Сколько, согласно выбранному тексту, мастеровые получают от хозяина за пару обуви?

§ Выбранный текст:

####################

Читаем Почти дневник (Статьи, очерки) полностью

- Дела ничего. Спасибо. Было плохо. А после того как пришли большевики, нам, мастеровым, стало гораздо лучше.

- А чем раньше было плохо?

Он смотрит на нас блестящими, наивными глазами.

- Как же не плохо? Безработица замучила. Летом есть работа - едим. А зимой нет работы - голодаем.

- Вы для себя работали или на хозяина?

- На хозяина. Хозяин имеет в Вильно обувной магазин. Мы вырабатываем для него изящную дамскую обувь последних моделей. Может, знаете, виленская обувь славится? Да...

- А вы сколько от хозяина получаете за пару?

- Мы получаем три злотых. Совсем нас хотят ограбить. Мы работаем, а он только в магазине сидит и на наши деньги себе дома строит. Несколько домов себе в Вильно построил. На наш труд. Ну, спасибо, теперь товарищи пришли. Теперь будем жить по-другому.

- Как же?

- Сделаем артель. Будем на себя работать. У вас можно еще один номерок газеты взять? Народ очень интересуется, что товарищи пишут.

- Пожалуйста. Возьмите пяток. Дайте людям. Пусть читают.

- Спасибо, товарищи.

- Добрый путь, товарищ.

- А в Москву поехать скоро можно будет? Интересно посмотреть, какая у вас Москва.

- Скоро, скоро.

- Спасибо, товарищи.

- За что?

- За то, что пришли.

- И вам спасибо.

- За что?

- За то, что хорошо наших товарищей красноармейцев встречаете.

- Как же плохо встречать? Они наши братья.

- Ну, будьте счастливы.

- Взаимно.

Наша легковая машина шипит, кряхтит, шумит, трогается с места и весело бежит дальше, пугая непривычных к автомобильному движению крестьянских лошадей.

Вот жнивье. По жнивью ходят коровы. Мальчик-пастушок в конфедератке до ушей, в худом пальтишке, подпоясанный веревкой, идет за ними.

####################

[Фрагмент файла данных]

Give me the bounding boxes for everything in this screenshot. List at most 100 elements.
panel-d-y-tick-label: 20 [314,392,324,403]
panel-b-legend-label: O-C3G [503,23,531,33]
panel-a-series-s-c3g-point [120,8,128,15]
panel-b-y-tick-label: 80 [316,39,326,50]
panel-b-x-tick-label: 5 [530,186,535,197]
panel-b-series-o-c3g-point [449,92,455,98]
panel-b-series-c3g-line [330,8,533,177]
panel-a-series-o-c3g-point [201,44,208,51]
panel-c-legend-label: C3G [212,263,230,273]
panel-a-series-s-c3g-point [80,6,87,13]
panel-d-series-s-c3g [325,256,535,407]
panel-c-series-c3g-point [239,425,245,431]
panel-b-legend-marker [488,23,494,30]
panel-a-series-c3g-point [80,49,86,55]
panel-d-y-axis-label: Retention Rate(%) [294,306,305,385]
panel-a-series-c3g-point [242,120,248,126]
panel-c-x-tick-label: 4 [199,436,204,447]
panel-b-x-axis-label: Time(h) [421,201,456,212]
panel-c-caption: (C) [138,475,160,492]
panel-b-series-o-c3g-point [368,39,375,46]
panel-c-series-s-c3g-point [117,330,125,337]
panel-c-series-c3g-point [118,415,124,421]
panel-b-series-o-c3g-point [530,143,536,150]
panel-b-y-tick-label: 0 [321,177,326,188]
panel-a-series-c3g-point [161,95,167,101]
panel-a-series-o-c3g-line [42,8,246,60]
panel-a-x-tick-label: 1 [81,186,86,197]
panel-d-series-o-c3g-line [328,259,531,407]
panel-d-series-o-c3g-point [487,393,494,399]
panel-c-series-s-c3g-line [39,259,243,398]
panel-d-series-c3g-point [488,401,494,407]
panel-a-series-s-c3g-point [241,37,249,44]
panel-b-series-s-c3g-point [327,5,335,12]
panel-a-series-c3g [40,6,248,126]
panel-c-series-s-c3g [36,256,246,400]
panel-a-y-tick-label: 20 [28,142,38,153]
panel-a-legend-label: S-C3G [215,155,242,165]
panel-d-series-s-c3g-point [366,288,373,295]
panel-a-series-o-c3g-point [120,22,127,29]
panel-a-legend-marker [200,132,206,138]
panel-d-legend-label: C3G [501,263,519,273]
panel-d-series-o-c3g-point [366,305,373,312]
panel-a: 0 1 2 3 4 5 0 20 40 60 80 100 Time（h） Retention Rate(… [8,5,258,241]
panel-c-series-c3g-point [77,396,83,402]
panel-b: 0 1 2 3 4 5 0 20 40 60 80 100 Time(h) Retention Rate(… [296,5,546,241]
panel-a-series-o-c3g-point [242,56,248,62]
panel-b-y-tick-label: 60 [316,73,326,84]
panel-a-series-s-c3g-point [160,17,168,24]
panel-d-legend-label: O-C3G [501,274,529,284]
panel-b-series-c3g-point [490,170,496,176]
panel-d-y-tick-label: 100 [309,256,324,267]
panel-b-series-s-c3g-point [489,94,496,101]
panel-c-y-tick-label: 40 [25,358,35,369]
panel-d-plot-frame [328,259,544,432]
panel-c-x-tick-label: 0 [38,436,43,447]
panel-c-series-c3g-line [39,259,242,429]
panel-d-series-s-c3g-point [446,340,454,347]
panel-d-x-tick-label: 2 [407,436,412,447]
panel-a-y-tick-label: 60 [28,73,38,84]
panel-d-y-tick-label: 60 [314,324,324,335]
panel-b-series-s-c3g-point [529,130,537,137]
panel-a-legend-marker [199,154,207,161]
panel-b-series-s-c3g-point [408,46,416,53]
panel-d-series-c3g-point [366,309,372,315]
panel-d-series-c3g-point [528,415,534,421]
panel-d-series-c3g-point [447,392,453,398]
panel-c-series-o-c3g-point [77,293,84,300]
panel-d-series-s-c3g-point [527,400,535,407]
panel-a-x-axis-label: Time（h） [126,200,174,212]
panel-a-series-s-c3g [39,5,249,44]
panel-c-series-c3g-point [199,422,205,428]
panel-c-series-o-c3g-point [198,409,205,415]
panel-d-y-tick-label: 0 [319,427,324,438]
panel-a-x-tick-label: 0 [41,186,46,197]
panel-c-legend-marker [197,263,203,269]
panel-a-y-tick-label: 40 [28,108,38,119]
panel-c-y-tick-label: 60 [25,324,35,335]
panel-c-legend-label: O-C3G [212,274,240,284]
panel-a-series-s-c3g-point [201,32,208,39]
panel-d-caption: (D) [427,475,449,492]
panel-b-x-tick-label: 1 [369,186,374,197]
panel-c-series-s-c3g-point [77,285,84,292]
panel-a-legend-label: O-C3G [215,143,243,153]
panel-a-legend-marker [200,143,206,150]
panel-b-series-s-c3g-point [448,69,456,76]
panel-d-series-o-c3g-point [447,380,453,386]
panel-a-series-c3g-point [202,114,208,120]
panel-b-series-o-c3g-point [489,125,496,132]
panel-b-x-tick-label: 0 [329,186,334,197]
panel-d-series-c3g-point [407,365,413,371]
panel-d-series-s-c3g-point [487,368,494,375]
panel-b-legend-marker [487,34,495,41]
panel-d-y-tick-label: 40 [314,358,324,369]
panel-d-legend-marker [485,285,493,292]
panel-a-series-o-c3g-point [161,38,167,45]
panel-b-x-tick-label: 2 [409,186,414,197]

####################

§ Результат задания:
Три злотых.